→ TASK TO CARRY OUT
Copy the listing verbatim, starting from its first line and stopping after the line that contains "excited-percentage: 30% (220, 269, 359, 358)".
start MATERIAL FOR THIS TASK
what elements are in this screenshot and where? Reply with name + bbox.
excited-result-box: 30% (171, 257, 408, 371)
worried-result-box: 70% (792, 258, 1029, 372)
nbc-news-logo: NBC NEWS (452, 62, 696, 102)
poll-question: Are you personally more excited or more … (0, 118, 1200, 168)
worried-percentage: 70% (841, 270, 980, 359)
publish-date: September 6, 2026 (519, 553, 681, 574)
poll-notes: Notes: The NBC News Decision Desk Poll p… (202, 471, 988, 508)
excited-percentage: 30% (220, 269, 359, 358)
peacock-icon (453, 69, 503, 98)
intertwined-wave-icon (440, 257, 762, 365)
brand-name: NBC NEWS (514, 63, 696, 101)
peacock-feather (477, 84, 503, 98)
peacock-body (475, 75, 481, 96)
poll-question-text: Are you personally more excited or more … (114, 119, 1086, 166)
end MATERIAL FOR THIS TASK
→ TASK RESPONSE
what elements are in this screenshot and where? Reply with name + bbox.
excited-result-box: 30% (171, 257, 408, 371)
worried-result-box: 70% (792, 258, 1029, 372)
nbc-news-logo: NBC NEWS (452, 62, 696, 102)
poll-question: Are you personally more excited or more … (0, 118, 1200, 168)
worried-percentage: 70% (841, 270, 980, 359)
publish-date: September 6, 2026 (519, 553, 681, 574)
poll-notes: Notes: The NBC News Decision Desk Poll p… (202, 471, 988, 508)
excited-percentage: 30% (220, 269, 359, 358)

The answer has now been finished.